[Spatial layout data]

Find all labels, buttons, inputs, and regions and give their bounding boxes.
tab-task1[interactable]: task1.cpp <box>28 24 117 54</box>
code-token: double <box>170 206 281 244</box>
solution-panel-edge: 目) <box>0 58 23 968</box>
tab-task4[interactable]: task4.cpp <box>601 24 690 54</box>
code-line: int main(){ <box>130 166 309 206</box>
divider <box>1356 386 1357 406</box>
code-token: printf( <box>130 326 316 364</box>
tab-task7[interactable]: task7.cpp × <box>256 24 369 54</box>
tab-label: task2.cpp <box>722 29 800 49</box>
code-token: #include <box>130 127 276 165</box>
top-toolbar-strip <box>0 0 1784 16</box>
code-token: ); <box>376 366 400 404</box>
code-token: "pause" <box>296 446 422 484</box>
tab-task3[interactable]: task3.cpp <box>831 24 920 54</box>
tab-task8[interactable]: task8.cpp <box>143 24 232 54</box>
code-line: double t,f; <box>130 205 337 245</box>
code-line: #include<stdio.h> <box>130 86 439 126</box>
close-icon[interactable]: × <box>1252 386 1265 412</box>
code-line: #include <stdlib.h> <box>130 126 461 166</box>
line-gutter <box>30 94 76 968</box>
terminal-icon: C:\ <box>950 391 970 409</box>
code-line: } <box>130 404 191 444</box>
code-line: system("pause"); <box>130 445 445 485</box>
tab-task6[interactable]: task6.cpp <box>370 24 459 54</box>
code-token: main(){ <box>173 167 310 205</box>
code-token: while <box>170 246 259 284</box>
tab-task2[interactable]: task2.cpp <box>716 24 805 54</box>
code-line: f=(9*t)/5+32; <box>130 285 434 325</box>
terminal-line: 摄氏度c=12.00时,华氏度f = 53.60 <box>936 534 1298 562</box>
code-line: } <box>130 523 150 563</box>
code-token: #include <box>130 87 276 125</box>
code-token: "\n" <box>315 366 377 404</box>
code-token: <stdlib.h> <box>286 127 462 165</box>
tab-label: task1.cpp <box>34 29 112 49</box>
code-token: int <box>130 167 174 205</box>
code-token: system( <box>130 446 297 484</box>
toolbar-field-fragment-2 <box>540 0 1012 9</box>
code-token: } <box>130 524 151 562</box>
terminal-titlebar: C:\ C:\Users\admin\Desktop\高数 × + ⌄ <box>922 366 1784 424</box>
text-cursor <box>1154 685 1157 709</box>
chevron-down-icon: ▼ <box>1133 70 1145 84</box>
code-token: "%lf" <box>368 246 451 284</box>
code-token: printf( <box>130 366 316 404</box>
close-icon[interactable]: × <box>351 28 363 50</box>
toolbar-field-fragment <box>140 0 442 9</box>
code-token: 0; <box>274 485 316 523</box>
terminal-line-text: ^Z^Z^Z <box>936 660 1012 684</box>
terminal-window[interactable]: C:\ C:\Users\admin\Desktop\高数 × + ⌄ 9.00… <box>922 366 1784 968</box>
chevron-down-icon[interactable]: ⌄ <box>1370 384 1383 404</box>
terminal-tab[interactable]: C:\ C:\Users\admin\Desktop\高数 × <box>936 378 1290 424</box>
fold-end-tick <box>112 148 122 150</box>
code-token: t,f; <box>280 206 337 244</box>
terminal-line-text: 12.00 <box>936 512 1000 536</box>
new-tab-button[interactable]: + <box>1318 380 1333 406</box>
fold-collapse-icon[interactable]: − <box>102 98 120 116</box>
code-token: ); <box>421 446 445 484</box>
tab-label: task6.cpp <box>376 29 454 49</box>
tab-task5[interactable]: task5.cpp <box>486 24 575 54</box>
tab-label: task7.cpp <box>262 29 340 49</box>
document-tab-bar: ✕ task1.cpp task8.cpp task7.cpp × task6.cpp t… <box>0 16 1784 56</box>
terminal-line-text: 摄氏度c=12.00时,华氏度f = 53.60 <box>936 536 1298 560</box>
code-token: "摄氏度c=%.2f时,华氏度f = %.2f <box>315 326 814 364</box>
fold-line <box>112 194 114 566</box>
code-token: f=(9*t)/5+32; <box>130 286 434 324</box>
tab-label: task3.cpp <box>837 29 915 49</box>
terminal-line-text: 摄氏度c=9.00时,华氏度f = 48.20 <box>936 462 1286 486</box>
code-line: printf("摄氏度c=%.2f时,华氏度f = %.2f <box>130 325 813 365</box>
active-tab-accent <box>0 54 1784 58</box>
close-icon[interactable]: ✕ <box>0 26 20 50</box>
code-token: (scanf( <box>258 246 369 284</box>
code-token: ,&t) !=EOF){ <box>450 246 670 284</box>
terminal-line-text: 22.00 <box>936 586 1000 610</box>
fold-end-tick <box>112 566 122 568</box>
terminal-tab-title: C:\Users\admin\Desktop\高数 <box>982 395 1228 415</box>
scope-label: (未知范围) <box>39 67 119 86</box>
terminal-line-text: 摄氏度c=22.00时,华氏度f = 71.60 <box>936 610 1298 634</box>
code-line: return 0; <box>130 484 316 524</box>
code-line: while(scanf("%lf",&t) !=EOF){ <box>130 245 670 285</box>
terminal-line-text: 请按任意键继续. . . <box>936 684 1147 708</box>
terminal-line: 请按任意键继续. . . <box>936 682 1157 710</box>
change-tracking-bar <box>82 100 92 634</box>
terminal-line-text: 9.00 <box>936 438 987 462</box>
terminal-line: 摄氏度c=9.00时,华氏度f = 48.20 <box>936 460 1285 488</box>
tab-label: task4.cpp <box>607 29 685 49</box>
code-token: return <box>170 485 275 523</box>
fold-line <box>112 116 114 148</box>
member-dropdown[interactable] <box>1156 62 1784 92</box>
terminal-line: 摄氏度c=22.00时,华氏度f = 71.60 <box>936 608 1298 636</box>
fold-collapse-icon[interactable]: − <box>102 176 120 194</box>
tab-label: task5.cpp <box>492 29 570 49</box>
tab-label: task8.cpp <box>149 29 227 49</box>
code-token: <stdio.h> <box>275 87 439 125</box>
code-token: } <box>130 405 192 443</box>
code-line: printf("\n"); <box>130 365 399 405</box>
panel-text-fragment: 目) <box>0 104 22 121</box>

* _WHAT IS ASKED_
Arrange the data from its first line through the line containing "code-token: #include <box>130 127", inclusive, as a numbered list, omitting any blank lines.

* _EXERCISE ANSWER_
1. Find all labels, buttons, inputs, and regions and give their bounding boxes.
2. tab-task1[interactable]: task1.cpp <box>28 24 117 54</box>
3. code-token: double <box>170 206 281 244</box>
4. solution-panel-edge: 目) <box>0 58 23 968</box>
5. tab-task4[interactable]: task4.cpp <box>601 24 690 54</box>
6. code-line: int main(){ <box>130 166 309 206</box>
7. divider <box>1356 386 1357 406</box>
8. code-token: printf( <box>130 326 316 364</box>
9. tab-task7[interactable]: task7.cpp × <box>256 24 369 54</box>
10. tab-label: task2.cpp <box>722 29 800 49</box>
11. code-token: #include <box>130 127 276 165</box>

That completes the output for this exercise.